- **The request**
Hunt for the word "Pulse" across the entries below, copying each line that holds it.

- **Data for the task**
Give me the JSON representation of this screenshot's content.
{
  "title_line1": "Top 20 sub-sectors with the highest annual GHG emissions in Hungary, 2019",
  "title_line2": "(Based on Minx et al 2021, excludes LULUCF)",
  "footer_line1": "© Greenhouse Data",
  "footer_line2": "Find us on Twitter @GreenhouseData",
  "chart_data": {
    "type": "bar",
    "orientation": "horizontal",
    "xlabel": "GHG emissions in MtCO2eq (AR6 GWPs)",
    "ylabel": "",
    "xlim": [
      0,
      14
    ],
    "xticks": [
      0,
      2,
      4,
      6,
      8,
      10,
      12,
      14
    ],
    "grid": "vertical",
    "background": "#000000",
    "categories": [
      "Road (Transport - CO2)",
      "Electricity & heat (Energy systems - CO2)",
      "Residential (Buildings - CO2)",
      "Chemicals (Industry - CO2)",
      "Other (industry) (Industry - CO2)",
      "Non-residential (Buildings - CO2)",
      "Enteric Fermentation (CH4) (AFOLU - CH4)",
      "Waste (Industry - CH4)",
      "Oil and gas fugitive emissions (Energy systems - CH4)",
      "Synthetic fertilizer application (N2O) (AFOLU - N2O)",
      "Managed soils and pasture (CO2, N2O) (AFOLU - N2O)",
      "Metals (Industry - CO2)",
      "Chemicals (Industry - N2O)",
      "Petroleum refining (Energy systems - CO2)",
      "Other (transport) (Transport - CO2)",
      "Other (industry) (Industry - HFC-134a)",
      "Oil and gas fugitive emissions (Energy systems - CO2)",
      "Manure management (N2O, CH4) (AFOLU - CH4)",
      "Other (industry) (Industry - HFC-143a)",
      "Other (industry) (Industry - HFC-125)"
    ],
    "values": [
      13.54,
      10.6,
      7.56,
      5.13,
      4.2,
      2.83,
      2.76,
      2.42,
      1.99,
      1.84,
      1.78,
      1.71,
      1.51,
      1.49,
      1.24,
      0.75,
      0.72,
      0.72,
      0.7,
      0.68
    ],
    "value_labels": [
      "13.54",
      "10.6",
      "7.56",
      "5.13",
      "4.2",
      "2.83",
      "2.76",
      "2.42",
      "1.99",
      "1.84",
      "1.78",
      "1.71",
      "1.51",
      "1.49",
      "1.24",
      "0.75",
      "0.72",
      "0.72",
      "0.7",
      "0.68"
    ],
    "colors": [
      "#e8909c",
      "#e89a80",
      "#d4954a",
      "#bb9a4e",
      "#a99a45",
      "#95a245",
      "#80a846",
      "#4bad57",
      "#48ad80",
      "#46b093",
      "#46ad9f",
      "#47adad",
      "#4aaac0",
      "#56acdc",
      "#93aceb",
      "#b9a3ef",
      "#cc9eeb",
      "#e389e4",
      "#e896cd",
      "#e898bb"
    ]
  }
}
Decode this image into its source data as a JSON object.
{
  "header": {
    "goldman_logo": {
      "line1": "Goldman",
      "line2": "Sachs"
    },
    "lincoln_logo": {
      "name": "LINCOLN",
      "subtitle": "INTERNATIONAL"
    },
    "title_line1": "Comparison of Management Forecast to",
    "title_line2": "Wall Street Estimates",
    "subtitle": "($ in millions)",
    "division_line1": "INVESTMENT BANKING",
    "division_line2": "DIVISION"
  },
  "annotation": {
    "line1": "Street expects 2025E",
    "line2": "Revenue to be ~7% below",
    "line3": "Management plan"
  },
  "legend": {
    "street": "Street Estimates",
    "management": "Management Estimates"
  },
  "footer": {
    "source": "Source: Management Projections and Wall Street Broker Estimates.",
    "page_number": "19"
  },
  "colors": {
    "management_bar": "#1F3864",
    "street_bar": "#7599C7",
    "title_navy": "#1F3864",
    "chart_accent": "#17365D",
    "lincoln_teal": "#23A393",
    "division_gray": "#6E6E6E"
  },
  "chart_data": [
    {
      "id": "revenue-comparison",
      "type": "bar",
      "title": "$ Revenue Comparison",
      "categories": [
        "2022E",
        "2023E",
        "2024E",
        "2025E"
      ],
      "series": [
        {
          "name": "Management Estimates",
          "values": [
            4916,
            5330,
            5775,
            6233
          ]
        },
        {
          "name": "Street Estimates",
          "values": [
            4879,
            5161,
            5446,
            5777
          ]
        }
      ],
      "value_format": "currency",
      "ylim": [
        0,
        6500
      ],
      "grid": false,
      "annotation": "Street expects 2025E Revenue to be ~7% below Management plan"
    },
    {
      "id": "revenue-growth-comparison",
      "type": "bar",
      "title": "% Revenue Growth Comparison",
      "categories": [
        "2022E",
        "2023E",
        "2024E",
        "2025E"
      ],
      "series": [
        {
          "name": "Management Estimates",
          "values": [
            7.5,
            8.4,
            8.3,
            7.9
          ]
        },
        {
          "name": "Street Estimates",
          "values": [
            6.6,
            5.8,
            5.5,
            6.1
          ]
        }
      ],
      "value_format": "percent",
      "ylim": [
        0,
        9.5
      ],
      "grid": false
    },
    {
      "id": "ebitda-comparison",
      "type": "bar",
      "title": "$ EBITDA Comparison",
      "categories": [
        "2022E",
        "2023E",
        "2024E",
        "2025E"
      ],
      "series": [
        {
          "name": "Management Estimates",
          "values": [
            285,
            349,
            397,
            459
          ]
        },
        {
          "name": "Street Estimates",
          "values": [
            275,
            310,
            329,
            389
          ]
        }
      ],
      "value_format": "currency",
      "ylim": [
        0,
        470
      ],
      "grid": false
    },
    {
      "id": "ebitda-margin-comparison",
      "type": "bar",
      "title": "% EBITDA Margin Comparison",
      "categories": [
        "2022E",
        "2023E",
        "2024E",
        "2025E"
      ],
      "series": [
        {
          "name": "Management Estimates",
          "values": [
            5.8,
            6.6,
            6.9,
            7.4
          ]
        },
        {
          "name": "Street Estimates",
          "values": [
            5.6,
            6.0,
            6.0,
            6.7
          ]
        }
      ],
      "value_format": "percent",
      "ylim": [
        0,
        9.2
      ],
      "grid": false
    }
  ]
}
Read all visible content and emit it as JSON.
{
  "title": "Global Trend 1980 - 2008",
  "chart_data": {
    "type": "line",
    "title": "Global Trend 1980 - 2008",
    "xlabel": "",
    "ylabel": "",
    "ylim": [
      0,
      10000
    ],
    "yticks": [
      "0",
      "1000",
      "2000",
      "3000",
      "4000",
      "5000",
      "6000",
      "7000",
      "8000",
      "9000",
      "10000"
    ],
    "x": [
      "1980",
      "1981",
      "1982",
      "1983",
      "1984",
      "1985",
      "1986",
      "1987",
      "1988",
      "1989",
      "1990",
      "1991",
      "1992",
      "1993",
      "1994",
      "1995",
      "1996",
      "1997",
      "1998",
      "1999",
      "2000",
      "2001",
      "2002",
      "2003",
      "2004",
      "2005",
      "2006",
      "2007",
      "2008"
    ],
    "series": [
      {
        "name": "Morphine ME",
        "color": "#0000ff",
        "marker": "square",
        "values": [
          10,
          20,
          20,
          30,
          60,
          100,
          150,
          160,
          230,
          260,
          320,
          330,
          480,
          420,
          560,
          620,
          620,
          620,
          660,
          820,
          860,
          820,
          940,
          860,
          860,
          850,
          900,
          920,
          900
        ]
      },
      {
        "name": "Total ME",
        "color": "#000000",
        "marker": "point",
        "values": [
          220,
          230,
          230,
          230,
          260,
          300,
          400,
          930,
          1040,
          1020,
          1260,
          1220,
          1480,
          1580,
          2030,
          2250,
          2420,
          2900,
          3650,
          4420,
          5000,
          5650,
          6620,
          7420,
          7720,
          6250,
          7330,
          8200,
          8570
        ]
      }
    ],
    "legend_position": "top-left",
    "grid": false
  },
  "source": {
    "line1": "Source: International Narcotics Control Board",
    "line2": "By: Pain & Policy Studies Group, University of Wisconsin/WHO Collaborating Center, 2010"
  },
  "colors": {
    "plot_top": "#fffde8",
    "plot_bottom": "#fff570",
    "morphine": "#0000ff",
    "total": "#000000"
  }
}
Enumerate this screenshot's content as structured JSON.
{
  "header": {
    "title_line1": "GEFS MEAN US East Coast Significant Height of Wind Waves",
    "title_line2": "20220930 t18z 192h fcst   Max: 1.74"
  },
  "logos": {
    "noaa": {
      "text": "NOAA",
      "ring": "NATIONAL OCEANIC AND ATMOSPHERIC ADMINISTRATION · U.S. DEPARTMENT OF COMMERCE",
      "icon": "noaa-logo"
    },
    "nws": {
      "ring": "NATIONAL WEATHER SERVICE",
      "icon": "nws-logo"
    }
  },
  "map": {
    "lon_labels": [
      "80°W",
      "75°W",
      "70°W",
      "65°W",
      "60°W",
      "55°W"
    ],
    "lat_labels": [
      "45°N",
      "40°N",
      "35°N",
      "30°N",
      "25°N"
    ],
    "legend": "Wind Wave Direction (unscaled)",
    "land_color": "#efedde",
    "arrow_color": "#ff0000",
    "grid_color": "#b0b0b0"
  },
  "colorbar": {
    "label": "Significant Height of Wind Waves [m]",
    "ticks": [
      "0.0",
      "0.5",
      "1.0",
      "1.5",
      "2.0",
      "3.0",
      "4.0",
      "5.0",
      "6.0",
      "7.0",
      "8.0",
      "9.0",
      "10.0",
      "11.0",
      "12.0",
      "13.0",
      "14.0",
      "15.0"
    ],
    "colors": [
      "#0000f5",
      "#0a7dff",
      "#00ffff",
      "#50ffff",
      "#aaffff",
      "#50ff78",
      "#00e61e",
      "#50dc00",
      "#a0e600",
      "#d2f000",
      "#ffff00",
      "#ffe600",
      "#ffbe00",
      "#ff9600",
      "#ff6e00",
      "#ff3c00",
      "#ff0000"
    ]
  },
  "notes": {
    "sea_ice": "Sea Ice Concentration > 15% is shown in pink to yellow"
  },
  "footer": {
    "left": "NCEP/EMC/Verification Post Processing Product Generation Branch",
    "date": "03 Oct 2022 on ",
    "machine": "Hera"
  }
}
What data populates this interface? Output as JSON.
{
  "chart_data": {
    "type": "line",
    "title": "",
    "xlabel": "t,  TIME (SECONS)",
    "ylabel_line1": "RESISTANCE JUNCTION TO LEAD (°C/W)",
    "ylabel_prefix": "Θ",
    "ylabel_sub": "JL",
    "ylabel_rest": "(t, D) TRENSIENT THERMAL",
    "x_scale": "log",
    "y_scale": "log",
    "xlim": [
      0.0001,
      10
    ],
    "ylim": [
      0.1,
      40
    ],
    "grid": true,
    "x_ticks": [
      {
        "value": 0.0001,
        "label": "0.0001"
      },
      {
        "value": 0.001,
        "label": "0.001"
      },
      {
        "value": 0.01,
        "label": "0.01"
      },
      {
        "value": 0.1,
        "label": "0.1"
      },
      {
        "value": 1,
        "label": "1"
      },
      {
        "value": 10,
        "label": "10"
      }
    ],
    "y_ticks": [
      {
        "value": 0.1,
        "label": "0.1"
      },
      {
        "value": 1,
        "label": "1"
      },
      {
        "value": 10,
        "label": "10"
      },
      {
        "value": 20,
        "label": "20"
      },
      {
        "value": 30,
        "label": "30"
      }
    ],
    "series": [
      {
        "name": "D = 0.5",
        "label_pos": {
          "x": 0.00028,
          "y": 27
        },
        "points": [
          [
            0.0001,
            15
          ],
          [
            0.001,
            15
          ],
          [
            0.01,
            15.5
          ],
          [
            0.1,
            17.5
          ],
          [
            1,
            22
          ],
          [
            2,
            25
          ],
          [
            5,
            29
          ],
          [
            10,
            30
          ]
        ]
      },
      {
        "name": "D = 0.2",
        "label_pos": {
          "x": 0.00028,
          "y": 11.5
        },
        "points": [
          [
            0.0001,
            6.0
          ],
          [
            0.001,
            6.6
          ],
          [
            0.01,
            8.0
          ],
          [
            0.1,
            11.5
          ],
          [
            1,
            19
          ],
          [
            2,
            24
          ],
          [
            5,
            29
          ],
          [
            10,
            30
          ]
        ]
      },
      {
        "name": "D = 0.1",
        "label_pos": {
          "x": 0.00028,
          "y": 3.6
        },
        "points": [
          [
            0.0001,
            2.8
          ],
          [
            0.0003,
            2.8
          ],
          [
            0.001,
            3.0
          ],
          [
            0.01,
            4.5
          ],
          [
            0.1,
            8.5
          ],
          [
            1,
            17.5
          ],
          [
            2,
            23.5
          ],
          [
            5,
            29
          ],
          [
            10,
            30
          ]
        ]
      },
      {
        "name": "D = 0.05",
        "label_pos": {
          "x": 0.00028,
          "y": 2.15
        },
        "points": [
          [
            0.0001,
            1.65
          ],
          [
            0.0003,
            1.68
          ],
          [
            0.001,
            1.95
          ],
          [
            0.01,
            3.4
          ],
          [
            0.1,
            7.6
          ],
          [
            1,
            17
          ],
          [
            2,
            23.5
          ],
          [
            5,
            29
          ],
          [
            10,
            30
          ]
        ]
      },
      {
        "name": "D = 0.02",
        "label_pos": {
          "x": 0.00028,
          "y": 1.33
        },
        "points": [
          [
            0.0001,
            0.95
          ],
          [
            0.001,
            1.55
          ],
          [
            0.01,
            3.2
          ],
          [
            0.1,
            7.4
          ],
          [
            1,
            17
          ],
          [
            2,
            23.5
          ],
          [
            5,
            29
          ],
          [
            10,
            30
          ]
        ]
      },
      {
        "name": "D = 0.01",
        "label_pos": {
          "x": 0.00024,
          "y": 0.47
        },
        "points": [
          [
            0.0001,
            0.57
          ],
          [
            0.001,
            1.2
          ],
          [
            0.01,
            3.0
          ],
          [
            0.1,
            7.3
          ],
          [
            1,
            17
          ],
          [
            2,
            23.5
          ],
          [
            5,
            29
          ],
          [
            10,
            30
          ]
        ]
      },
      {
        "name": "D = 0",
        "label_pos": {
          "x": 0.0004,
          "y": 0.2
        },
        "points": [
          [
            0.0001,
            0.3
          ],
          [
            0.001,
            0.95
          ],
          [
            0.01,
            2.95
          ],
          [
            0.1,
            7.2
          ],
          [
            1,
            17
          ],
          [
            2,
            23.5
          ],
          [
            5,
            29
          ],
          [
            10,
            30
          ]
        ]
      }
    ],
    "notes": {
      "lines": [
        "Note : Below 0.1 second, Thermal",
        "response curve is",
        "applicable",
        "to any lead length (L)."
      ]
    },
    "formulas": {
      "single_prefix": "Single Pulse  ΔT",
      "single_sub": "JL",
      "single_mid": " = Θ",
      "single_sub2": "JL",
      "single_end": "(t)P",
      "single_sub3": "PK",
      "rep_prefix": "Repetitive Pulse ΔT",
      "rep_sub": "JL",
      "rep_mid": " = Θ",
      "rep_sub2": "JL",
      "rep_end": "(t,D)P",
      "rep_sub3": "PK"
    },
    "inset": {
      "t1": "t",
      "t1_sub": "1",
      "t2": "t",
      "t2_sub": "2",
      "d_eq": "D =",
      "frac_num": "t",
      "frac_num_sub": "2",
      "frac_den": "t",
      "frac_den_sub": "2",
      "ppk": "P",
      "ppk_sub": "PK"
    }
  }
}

- **The output**
      "single_prefix": "Single Pulse  ΔT",
      "rep_prefix": "Repetitive Pulse ΔT",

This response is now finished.